» Work instructions
Report each line of the data that includes the word "addio".

» Provided records
-- Begin --
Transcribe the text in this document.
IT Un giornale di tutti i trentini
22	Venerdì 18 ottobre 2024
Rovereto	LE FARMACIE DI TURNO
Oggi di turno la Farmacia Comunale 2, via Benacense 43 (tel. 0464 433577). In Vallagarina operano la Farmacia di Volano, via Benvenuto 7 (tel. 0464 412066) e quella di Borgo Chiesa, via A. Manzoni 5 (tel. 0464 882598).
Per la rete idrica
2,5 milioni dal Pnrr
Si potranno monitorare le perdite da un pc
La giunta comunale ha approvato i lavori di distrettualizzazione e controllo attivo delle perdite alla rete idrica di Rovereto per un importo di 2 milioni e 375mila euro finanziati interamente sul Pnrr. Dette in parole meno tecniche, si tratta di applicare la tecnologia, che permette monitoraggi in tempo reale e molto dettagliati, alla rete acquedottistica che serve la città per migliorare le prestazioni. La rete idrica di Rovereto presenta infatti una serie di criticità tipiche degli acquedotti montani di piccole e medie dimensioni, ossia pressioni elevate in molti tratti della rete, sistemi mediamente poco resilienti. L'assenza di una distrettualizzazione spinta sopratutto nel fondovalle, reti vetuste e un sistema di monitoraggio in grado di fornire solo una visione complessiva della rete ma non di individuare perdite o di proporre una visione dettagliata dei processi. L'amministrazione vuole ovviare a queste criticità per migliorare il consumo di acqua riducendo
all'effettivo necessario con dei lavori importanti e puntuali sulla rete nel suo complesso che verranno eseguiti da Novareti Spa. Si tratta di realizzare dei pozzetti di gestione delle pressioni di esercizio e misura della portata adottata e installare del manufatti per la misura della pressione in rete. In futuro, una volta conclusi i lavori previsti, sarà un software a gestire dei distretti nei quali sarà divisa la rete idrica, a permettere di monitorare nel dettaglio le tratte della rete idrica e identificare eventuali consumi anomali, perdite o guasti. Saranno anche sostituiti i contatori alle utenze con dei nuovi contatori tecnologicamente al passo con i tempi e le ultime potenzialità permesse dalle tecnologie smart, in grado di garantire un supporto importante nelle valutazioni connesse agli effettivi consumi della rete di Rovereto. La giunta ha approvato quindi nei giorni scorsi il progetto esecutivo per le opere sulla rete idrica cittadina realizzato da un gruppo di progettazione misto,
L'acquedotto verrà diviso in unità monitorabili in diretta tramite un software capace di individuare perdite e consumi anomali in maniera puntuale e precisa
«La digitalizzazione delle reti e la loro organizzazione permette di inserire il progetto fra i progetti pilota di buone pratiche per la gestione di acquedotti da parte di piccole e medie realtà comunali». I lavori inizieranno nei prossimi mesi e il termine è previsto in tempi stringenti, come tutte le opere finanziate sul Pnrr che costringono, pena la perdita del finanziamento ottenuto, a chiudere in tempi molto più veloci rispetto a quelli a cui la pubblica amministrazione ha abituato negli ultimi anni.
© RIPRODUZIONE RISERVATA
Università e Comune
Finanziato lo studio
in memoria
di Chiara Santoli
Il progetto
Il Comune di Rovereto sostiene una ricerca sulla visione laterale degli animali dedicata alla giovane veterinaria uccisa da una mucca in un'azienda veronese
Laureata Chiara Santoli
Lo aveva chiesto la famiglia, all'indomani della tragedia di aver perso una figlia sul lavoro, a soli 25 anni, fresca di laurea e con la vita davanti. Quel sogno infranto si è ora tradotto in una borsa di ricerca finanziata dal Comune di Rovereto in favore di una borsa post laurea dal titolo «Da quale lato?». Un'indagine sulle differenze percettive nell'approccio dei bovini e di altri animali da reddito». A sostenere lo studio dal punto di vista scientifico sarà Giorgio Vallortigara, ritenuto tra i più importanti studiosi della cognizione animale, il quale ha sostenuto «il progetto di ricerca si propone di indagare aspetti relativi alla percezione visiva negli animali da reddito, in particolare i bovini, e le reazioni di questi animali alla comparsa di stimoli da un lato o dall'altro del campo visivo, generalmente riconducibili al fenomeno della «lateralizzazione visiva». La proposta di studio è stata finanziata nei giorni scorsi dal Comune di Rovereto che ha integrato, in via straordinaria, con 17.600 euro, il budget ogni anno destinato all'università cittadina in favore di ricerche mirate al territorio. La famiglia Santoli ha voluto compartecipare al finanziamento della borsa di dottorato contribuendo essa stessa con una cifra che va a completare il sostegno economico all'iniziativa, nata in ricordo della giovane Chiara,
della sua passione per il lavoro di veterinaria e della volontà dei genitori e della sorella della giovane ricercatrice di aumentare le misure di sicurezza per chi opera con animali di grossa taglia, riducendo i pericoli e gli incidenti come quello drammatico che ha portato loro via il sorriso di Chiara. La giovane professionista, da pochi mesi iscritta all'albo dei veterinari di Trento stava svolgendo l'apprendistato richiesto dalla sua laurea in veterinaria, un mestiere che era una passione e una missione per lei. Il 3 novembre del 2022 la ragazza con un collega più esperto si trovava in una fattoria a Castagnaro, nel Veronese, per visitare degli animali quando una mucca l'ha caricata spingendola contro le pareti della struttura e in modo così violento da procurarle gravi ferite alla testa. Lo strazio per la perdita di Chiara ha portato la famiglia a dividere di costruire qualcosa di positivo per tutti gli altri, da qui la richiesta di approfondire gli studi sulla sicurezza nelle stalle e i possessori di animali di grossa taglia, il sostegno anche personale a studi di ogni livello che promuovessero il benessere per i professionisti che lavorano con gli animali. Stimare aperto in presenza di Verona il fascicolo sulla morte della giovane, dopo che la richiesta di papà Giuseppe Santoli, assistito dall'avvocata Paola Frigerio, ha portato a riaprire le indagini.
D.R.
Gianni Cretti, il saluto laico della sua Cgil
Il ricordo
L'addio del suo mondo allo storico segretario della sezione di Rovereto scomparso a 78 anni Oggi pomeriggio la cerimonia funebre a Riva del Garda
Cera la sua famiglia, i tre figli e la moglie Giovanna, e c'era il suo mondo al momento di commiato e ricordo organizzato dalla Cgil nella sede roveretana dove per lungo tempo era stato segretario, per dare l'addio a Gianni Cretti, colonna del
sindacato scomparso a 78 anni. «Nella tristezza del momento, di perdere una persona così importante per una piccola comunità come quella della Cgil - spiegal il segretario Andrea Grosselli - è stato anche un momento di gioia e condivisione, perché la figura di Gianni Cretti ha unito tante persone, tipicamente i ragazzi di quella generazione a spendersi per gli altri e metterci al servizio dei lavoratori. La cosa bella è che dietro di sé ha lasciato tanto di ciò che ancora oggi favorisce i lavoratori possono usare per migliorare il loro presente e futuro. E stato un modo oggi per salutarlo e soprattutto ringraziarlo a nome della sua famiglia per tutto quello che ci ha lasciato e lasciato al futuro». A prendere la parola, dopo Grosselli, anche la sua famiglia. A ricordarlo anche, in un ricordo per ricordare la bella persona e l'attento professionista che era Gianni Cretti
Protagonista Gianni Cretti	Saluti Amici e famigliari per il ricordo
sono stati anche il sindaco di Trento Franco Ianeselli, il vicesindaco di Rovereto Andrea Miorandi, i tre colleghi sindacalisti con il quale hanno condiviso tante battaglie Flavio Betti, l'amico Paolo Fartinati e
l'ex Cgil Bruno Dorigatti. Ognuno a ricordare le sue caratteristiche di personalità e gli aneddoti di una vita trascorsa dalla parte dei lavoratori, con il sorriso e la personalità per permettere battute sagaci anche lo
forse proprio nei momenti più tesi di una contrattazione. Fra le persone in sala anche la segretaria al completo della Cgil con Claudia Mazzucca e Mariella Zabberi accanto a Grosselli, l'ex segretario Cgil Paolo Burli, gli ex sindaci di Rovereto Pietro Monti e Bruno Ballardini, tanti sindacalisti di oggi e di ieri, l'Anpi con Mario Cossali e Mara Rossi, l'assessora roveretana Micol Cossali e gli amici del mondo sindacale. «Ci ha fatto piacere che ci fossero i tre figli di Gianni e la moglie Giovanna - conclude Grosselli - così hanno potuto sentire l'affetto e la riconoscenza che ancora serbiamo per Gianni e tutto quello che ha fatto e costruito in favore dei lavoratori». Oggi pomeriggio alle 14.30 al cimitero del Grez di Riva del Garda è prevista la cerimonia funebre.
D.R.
-- End --
» The solution
L'addio del suo mondo allo storico segretario della sezione di Rovereto scomparso a 78 anni Oggi pomeriggio la cerimonia funebre a Riva del Garda
Cera la sua famiglia, i tre figli e la moglie Giovanna, e c'era il suo mondo al momento di commiato e ricordo organizzato dalla Cgil nella sede roveretana dove per lungo tempo era stato segretario, per dare l'addio a Gianni Cretti, colonna del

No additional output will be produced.